* Items *

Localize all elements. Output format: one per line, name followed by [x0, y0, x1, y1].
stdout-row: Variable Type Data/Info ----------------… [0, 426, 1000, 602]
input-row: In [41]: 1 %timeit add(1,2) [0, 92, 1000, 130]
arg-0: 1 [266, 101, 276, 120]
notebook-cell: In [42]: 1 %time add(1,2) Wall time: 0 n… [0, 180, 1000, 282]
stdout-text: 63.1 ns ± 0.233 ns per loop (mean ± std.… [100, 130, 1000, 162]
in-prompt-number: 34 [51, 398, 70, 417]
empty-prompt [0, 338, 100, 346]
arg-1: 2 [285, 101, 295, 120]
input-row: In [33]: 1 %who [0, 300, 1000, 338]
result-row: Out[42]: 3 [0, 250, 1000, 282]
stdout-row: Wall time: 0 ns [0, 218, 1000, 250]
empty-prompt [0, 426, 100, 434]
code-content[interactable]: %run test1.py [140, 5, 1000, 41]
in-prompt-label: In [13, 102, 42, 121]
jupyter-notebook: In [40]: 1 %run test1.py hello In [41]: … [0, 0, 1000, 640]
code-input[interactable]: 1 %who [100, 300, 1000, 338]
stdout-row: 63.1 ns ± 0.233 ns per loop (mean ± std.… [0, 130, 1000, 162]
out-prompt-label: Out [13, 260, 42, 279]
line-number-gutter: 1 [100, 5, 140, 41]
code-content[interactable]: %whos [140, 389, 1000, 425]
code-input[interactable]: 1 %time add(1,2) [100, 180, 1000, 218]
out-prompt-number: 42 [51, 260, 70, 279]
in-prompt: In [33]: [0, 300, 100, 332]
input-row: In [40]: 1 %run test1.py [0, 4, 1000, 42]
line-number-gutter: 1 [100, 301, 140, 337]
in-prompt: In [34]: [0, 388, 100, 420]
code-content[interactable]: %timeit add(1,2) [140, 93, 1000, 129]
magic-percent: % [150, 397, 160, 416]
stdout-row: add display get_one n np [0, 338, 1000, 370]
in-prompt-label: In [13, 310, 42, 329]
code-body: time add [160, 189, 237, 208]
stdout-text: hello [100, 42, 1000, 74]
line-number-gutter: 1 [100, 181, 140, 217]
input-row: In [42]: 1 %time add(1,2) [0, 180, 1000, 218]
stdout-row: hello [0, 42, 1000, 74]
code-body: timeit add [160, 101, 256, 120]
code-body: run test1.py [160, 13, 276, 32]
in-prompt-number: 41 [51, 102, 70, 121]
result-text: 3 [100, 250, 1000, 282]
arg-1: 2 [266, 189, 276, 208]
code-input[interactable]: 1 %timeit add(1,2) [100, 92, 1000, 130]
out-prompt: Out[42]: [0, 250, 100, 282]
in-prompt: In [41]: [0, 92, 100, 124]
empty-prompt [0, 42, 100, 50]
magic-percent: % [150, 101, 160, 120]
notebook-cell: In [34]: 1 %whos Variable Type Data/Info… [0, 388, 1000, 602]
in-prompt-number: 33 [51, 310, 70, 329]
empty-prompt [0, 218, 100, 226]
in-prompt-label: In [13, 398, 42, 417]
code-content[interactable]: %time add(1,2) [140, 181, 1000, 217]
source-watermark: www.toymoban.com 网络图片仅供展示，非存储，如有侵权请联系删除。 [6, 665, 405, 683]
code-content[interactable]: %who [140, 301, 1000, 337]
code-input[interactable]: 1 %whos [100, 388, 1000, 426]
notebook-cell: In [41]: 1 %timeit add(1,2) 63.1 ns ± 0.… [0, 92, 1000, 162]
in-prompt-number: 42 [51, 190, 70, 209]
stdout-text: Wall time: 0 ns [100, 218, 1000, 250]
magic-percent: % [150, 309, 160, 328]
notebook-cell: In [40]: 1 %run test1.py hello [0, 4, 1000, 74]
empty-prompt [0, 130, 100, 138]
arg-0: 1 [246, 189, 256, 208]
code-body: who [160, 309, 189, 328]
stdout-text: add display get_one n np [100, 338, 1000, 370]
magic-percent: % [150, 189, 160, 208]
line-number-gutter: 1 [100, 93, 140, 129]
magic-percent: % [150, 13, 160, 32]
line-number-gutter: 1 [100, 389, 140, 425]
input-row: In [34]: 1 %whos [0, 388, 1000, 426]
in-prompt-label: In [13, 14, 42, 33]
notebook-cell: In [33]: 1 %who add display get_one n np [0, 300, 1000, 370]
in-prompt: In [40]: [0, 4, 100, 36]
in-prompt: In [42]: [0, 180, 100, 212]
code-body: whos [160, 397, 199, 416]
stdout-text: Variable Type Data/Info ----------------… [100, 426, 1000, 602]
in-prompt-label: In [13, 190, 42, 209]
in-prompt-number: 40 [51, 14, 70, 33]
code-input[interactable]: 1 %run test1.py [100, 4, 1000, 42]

* Stated exercise *
Reproduce the material above in full, substituting "output-row" for every occurrence of "stdout-row" and leaving all other text unchanged.

* Exercise answer *
Localize all elements. Output format: one per line, name followed by [x0, y0, x1, y1].
output-row: Variable Type Data/Info ----------------… [0, 426, 1000, 602]
input-row: In [41]: 1 %timeit add(1,2) [0, 92, 1000, 130]
arg-0: 1 [266, 101, 276, 120]
notebook-cell: In [42]: 1 %time add(1,2) Wall time: 0 n… [0, 180, 1000, 282]
stdout-text: 63.1 ns ± 0.233 ns per loop (mean ± std.… [100, 130, 1000, 162]
in-prompt-number: 34 [51, 398, 70, 417]
empty-prompt [0, 338, 100, 346]
arg-1: 2 [285, 101, 295, 120]
input-row: In [33]: 1 %who [0, 300, 1000, 338]
result-row: Out[42]: 3 [0, 250, 1000, 282]
output-row: Wall time: 0 ns [0, 218, 1000, 250]
empty-prompt [0, 426, 100, 434]
code-content[interactable]: %run test1.py [140, 5, 1000, 41]
in-prompt-label: In [13, 102, 42, 121]
jupyter-notebook: In [40]: 1 %run test1.py hello In [41]: … [0, 0, 1000, 640]
code-input[interactable]: 1 %who [100, 300, 1000, 338]
output-row: 63.1 ns ± 0.233 ns per loop (mean ± std.… [0, 130, 1000, 162]
out-prompt-label: Out [13, 260, 42, 279]
line-number-gutter: 1 [100, 5, 140, 41]
code-content[interactable]: %whos [140, 389, 1000, 425]
code-input[interactable]: 1 %time add(1,2) [100, 180, 1000, 218]
out-prompt-number: 42 [51, 260, 70, 279]
in-prompt: In [33]: [0, 300, 100, 332]
input-row: In [40]: 1 %run test1.py [0, 4, 1000, 42]
line-number-gutter: 1 [100, 301, 140, 337]
in-prompt: In [34]: [0, 388, 100, 420]
code-content[interactable]: %timeit add(1,2) [140, 93, 1000, 129]
magic-percent: % [150, 397, 160, 416]
output-row: add display get_one n np [0, 338, 1000, 370]
in-prompt-label: In [13, 310, 42, 329]
code-body: time add [160, 189, 237, 208]
stdout-text: hello [100, 42, 1000, 74]
line-number-gutter: 1 [100, 181, 140, 217]
input-row: In [42]: 1 %time add(1,2) [0, 180, 1000, 218]
output-row: hello [0, 42, 1000, 74]
code-body: timeit add [160, 101, 256, 120]
code-body: run test1.py [160, 13, 276, 32]
in-prompt-number: 41 [51, 102, 70, 121]
result-text: 3 [100, 250, 1000, 282]
arg-1: 2 [266, 189, 276, 208]
code-input[interactable]: 1 %timeit add(1,2) [100, 92, 1000, 130]
out-prompt: Out[42]: [0, 250, 100, 282]
in-prompt: In [41]: [0, 92, 100, 124]
empty-prompt [0, 42, 100, 50]
magic-percent: % [150, 101, 160, 120]
notebook-cell: In [34]: 1 %whos Variable Type Data/Info… [0, 388, 1000, 602]
in-prompt-number: 33 [51, 310, 70, 329]
empty-prompt [0, 218, 100, 226]
in-prompt-label: In [13, 398, 42, 417]
code-content[interactable]: %time add(1,2) [140, 181, 1000, 217]
source-watermark: www.toymoban.com 网络图片仅供展示，非存储，如有侵权请联系删除。 [6, 665, 405, 683]
code-content[interactable]: %who [140, 301, 1000, 337]
code-input[interactable]: 1 %whos [100, 388, 1000, 426]
notebook-cell: In [41]: 1 %timeit add(1,2) 63.1 ns ± 0.… [0, 92, 1000, 162]
in-prompt-number: 42 [51, 190, 70, 209]
stdout-text: Wall time: 0 ns [100, 218, 1000, 250]
magic-percent: % [150, 309, 160, 328]
notebook-cell: In [40]: 1 %run test1.py hello [0, 4, 1000, 74]
empty-prompt [0, 130, 100, 138]
arg-0: 1 [246, 189, 256, 208]
code-body: who [160, 309, 189, 328]
stdout-text: add display get_one n np [100, 338, 1000, 370]
magic-percent: % [150, 189, 160, 208]
line-number-gutter: 1 [100, 93, 140, 129]
magic-percent: % [150, 13, 160, 32]
line-number-gutter: 1 [100, 389, 140, 425]
input-row: In [34]: 1 %whos [0, 388, 1000, 426]
in-prompt-label: In [13, 14, 42, 33]
notebook-cell: In [33]: 1 %who add display get_one n np [0, 300, 1000, 370]
in-prompt: In [40]: [0, 4, 100, 36]
in-prompt: In [42]: [0, 180, 100, 212]
code-body: whos [160, 397, 199, 416]
stdout-text: Variable Type Data/Info ----------------… [100, 426, 1000, 602]
in-prompt-label: In [13, 190, 42, 209]
in-prompt-number: 40 [51, 14, 70, 33]
code-input[interactable]: 1 %run test1.py [100, 4, 1000, 42]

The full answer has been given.